Repeat every line of the listing below exactly, minus the pictures.

--*--

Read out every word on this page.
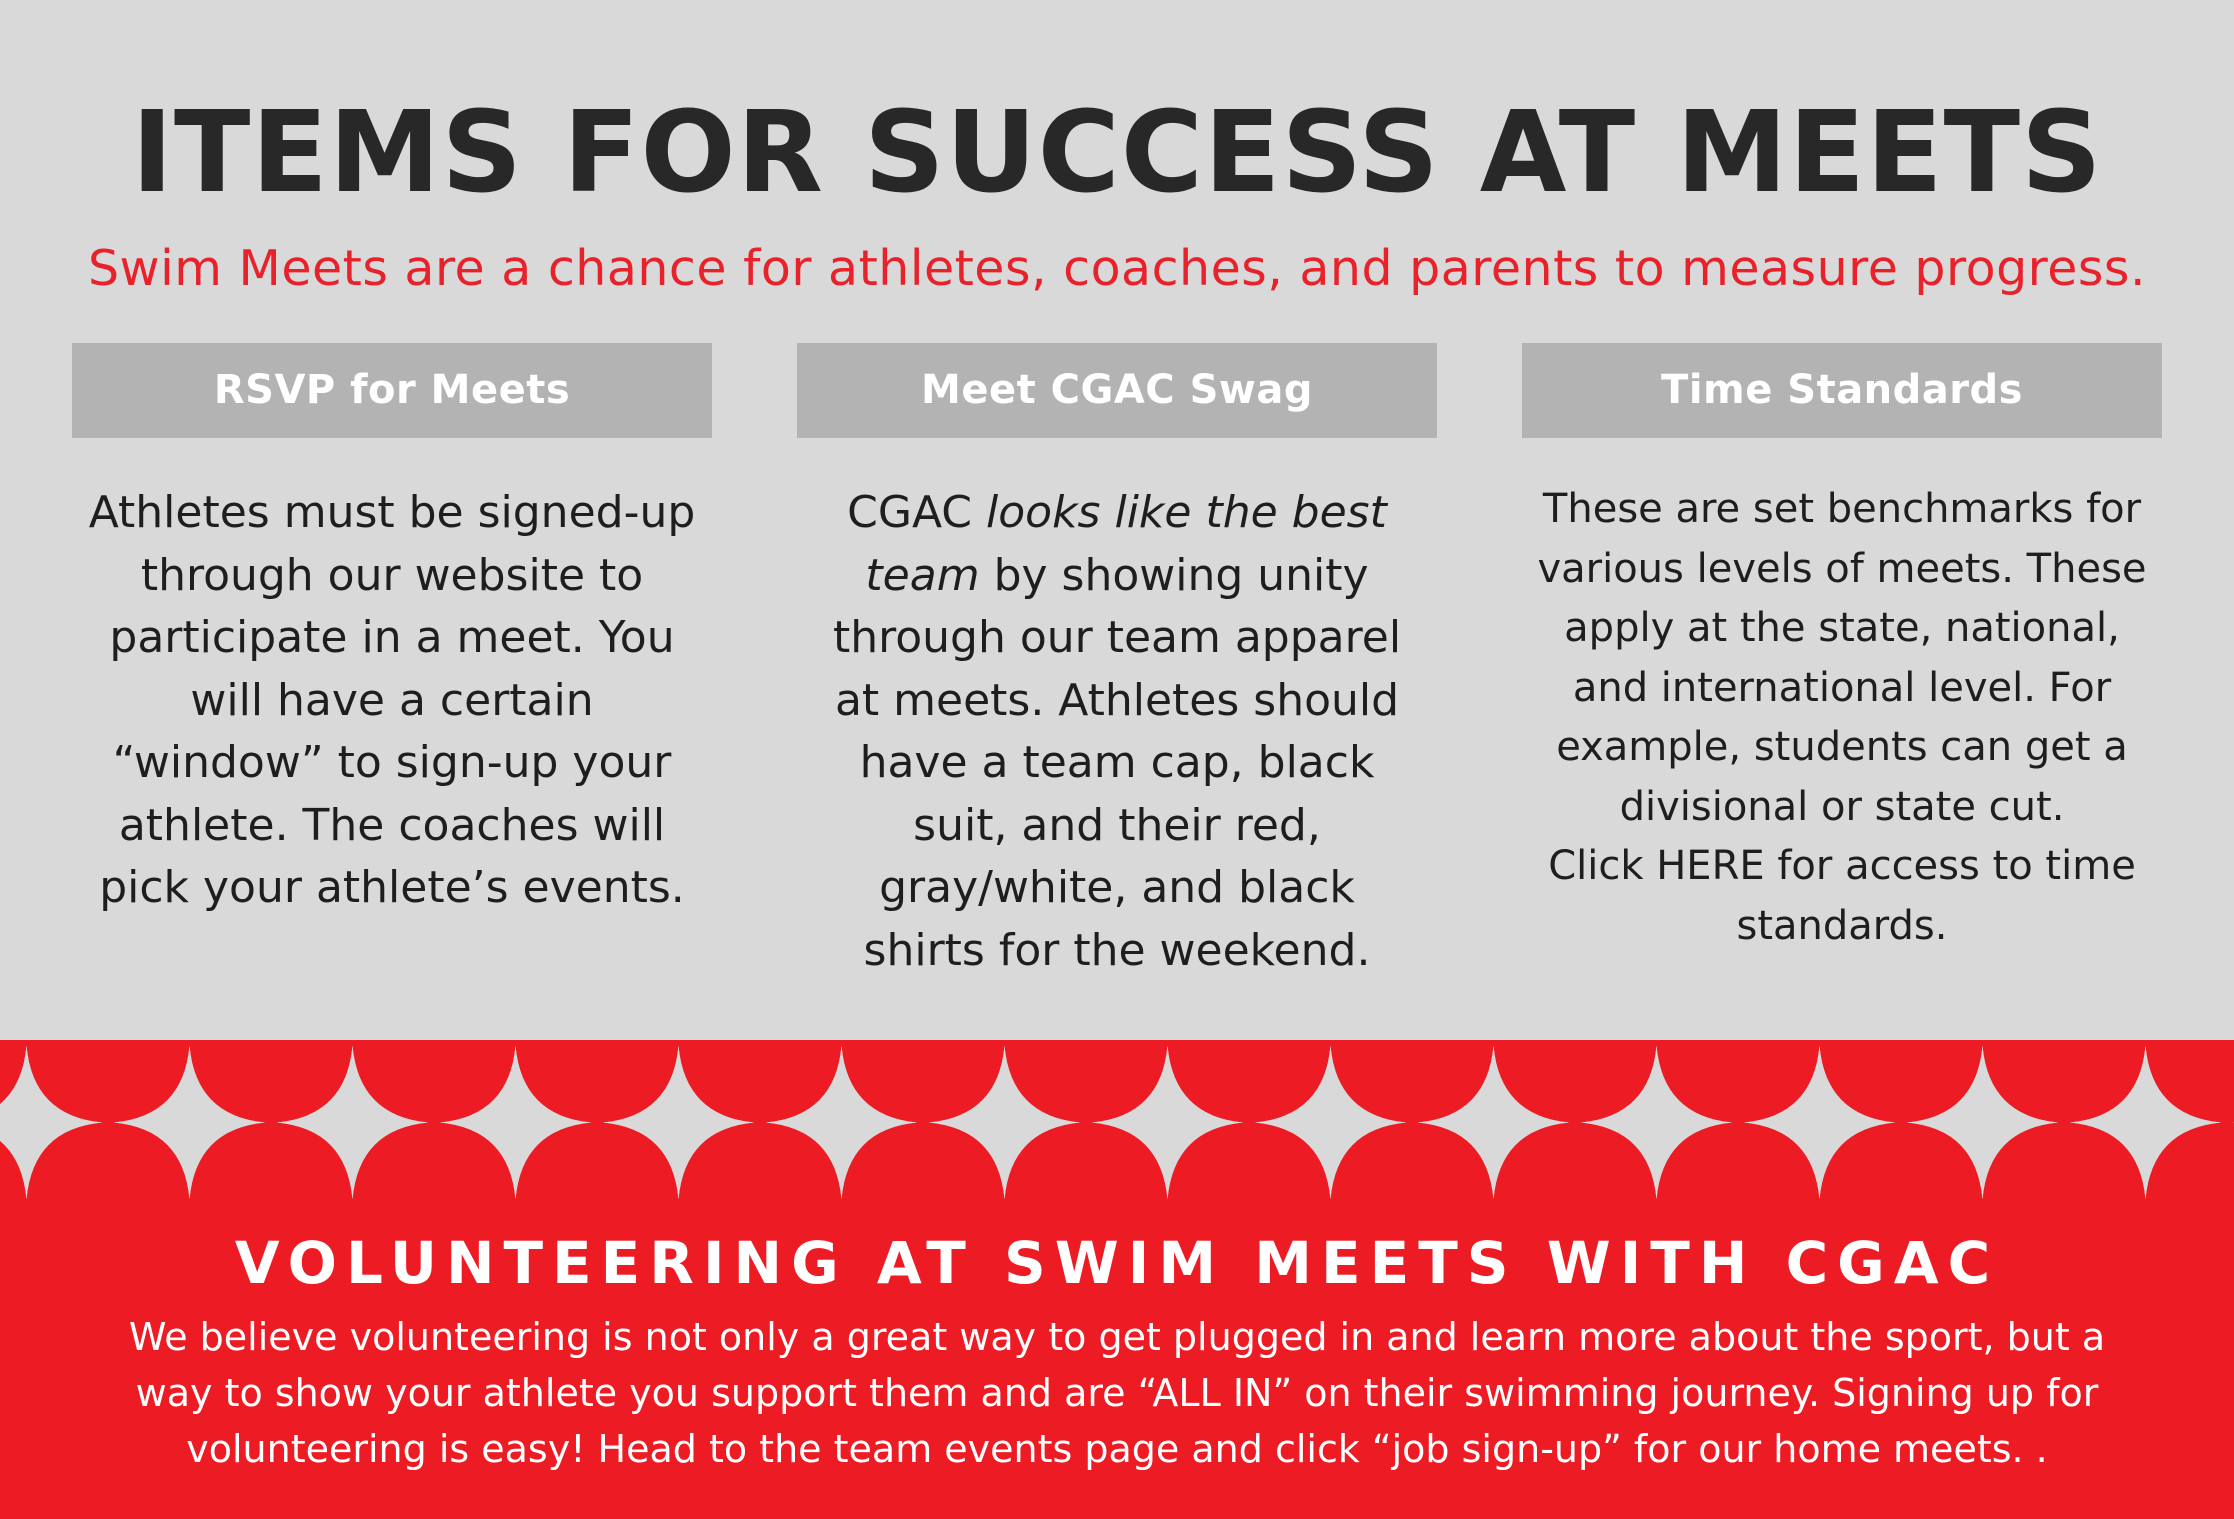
ITEMS FOR SUCCESS AT MEETS
Swim Meets are a chance for athletes, coaches, and parents to measure progress.
RSVP for Meets

Athletes must be signed-up

through our website to

participate in a meet. You

will have a certain

“window” to sign-up your

athlete. The coaches will

pick your athlete’s events.

Meet CGAC Swag

CGAC looks like the best

team by showing unity

through our team apparel

at meets. Athletes should

have a team cap, black

suit, and their red,

gray/white, and black

shirts for the weekend.

Time Standards

These are set benchmarks for

various levels of meets. These

apply at the state, national,

and international level. For

example, students can get a

divisional or state cut.

Click HERE for access to time

standards.

VOLUNTEERING AT SWIM MEETS WITH CGAC

We believe volunteering is not only a great way to get plugged in and learn more about the sport, but a

way to show your athlete you support them and are “ALL IN” on their swimming journey. Signing up for

volunteering is easy! Head to the team events page and click “job sign-up” for our home meets. .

--*--

● Full answer
Read out every word on this page.
ITEMS FOR SUCCESS AT MEETS
Swim Meets are a chance for athletes, coaches, and parents to measure progress.
RSVP for Meets

Athletes must be signed-up

through our website to

participate in a meet. You

will have a certain

“window” to sign-up your

athlete. The coaches will

pick your athlete’s events.

Meet CGAC Swag

CGAC looks like the best

team by showing unity

through our team apparel

at meets. Athletes should

have a team cap, black

suit, and their red,

gray/white, and black

shirts for the weekend.

Time Standards

These are set benchmarks for

various levels of meets. These

apply at the state, national,

and international level. For

example, students can get a

divisional or state cut.

Click HERE for access to time

standards.

VOLUNTEERING AT SWIM MEETS WITH CGAC

We believe volunteering is not only a great way to get plugged in and learn more about the sport, but a

way to show your athlete you support them and are “ALL IN” on their swimming journey. Signing up for

volunteering is easy! Head to the team events page and click “job sign-up” for our home meets. .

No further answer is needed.